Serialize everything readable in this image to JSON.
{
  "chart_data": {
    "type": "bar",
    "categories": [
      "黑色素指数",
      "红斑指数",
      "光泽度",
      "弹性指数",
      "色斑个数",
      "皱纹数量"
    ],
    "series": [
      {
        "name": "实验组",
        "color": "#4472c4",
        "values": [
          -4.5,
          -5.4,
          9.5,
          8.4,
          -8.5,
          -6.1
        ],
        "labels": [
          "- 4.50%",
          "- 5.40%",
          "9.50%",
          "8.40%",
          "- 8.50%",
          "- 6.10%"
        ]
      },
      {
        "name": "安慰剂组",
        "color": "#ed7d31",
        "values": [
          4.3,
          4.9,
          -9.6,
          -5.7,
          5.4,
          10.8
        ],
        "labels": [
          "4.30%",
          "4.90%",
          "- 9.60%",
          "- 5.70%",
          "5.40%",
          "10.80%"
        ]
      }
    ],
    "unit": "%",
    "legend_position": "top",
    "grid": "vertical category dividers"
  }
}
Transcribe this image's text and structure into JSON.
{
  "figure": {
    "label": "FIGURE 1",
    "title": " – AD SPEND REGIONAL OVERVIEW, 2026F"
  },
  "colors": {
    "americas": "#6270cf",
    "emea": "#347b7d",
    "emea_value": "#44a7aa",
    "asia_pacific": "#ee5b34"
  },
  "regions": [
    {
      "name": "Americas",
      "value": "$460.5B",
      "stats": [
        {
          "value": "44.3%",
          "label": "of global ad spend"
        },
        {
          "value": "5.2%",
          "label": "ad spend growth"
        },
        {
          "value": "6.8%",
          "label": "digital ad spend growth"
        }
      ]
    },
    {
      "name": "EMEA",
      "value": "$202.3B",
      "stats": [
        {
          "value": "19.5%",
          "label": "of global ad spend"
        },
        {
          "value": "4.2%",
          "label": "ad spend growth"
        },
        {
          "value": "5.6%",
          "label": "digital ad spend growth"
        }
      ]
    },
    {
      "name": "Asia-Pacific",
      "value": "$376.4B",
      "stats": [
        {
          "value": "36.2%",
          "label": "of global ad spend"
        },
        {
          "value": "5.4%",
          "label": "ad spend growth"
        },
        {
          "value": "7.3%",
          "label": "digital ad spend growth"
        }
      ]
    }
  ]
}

• • •

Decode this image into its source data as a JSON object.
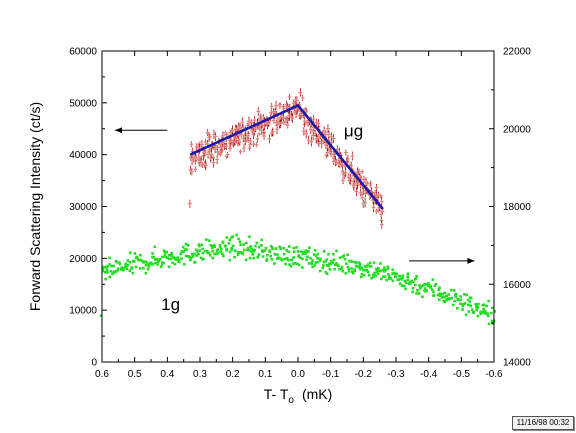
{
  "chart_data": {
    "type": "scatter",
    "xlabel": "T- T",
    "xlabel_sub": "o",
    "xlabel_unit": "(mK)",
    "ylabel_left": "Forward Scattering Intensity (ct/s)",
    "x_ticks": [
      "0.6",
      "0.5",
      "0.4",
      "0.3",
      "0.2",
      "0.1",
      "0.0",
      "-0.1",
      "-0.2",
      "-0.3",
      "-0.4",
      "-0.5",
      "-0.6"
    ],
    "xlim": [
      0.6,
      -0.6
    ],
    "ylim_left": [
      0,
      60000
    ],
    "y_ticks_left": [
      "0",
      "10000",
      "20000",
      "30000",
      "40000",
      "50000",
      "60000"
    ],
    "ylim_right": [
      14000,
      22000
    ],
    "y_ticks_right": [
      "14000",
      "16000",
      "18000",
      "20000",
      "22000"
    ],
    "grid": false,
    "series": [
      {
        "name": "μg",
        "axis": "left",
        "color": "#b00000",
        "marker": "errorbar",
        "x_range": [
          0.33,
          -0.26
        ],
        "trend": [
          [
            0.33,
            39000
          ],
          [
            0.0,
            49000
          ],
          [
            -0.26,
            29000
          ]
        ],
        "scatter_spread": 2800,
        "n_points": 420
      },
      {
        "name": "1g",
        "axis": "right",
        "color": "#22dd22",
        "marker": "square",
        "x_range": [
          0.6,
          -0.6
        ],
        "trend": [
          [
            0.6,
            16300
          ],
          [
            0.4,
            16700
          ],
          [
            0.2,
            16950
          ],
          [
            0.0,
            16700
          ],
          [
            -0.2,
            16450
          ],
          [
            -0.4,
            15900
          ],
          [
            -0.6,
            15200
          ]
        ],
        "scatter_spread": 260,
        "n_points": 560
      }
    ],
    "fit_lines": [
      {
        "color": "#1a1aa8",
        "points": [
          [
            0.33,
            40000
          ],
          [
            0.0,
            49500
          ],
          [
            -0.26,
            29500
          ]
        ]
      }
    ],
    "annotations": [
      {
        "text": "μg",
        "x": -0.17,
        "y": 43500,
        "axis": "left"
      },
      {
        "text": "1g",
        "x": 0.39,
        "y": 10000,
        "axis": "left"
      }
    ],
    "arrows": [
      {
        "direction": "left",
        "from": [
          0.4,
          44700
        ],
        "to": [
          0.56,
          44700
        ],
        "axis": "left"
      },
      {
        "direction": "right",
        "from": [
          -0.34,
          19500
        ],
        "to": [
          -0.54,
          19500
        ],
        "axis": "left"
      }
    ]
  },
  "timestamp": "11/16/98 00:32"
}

• • •

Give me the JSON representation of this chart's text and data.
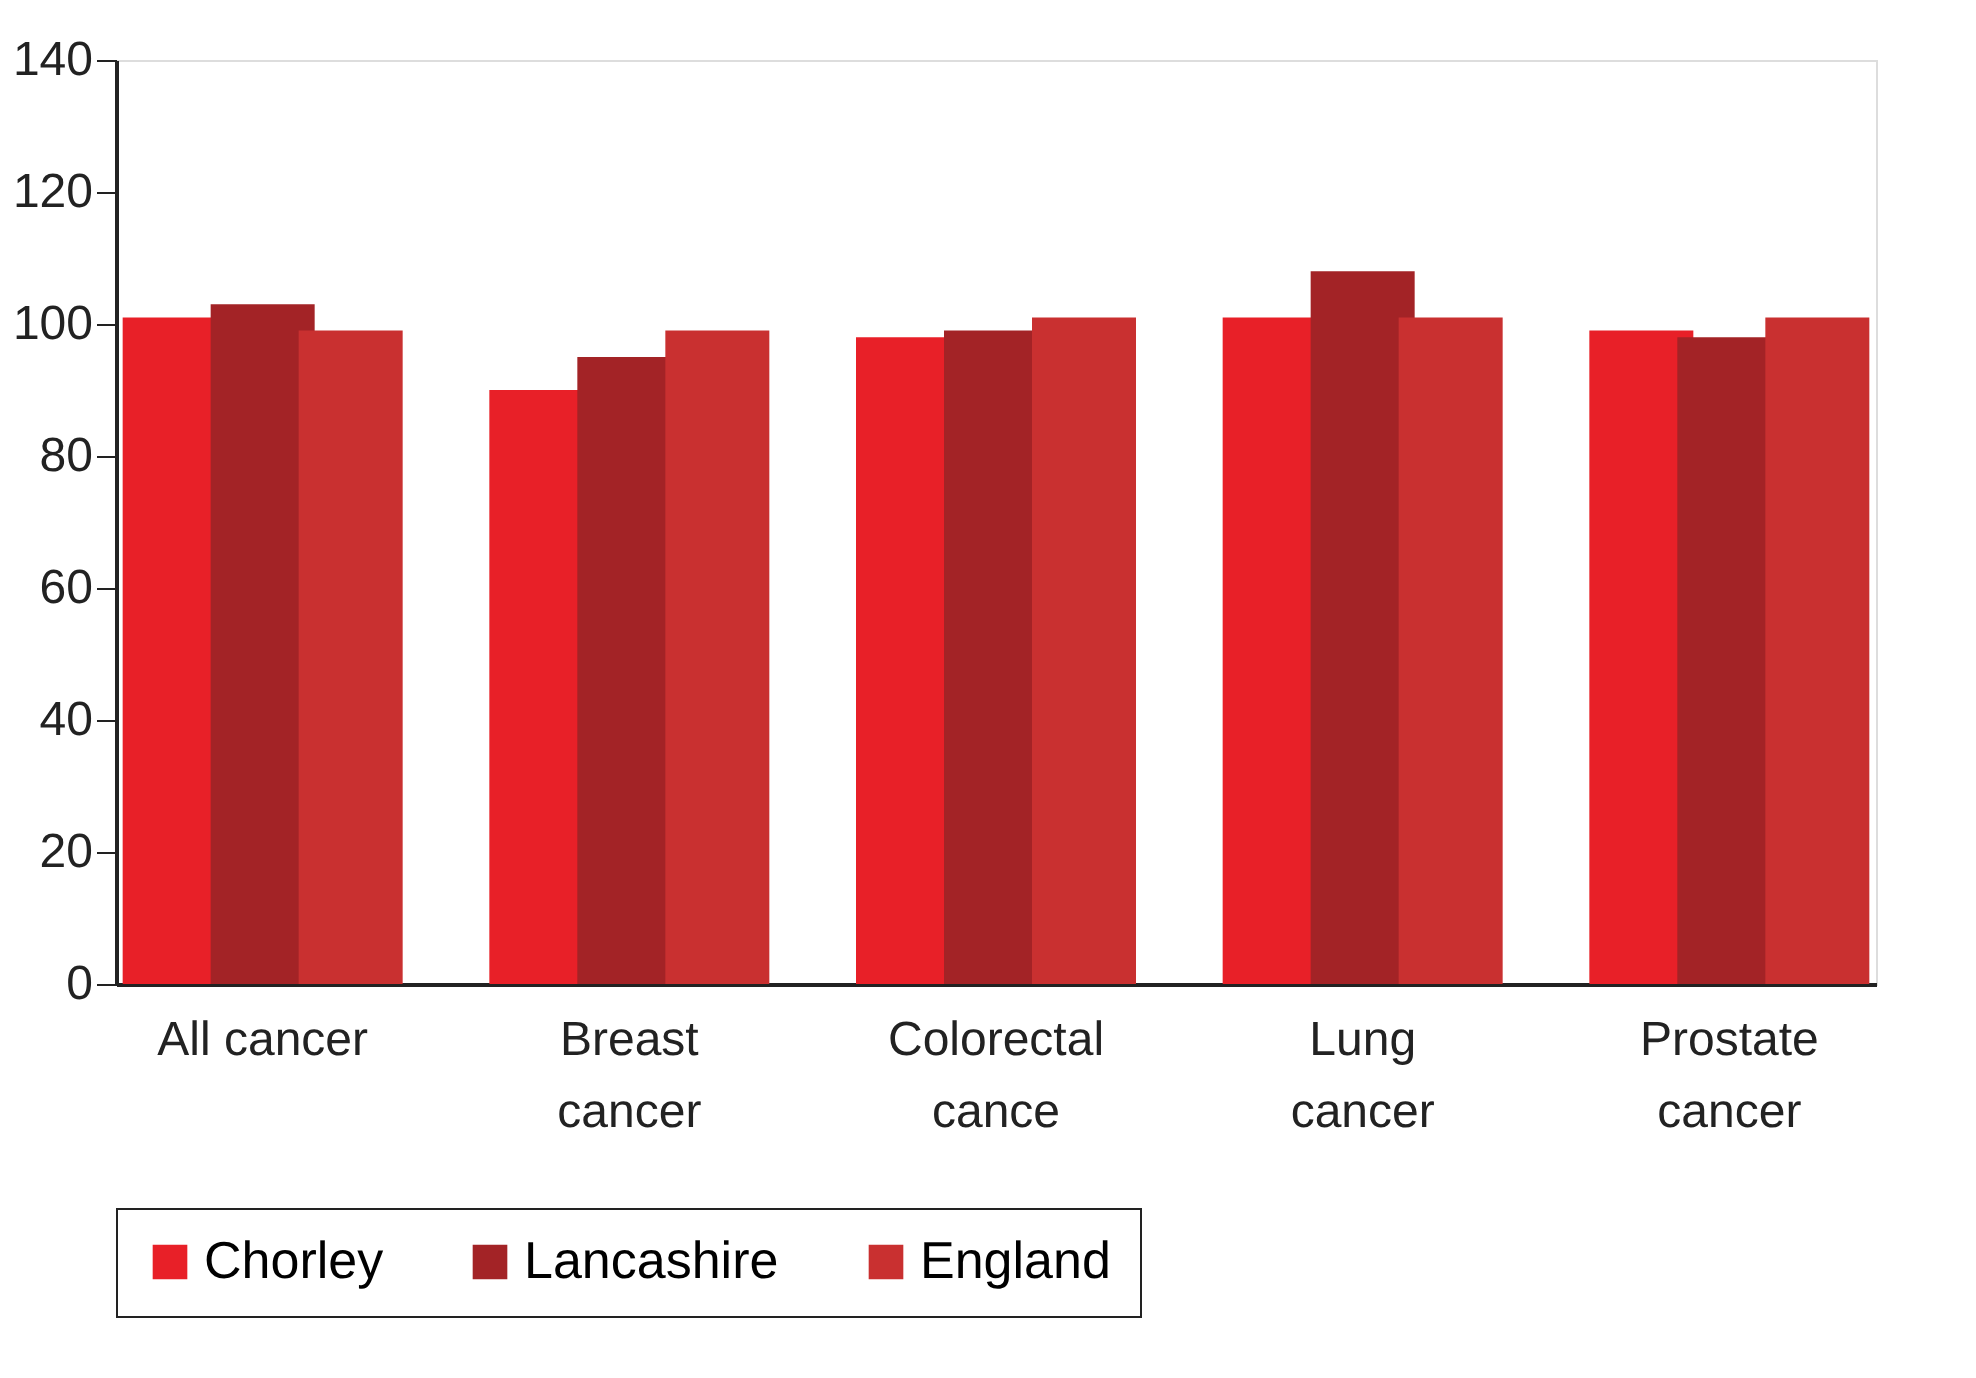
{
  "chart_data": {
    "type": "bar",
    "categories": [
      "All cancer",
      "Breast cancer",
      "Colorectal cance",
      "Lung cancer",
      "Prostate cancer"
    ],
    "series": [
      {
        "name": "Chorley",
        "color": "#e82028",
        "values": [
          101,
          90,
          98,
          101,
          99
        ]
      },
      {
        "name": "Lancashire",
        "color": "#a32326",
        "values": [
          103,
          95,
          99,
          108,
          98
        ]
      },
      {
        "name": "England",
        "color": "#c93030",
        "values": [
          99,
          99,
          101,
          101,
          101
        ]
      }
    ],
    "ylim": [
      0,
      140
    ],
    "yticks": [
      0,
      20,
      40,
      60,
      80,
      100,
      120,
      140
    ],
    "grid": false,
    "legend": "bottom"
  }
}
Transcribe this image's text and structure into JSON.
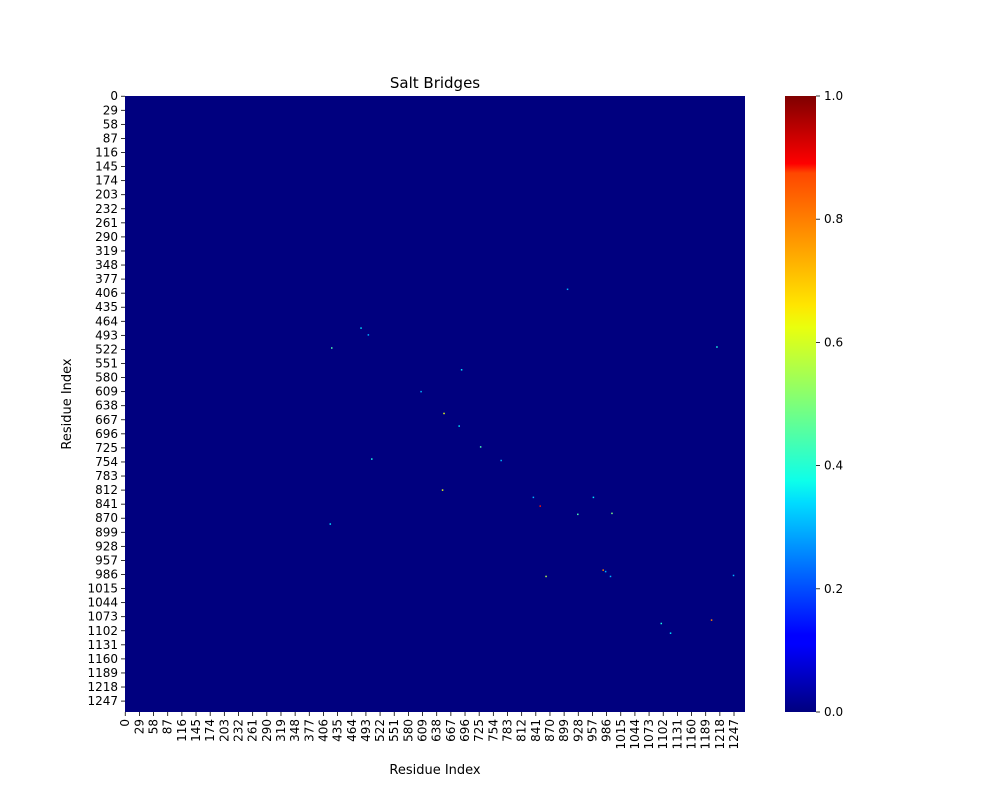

• • •

(EXERCISE):
Say how many lines above contain the string "this". Answer with the number only.

(EXERCISE OUTPUT):
5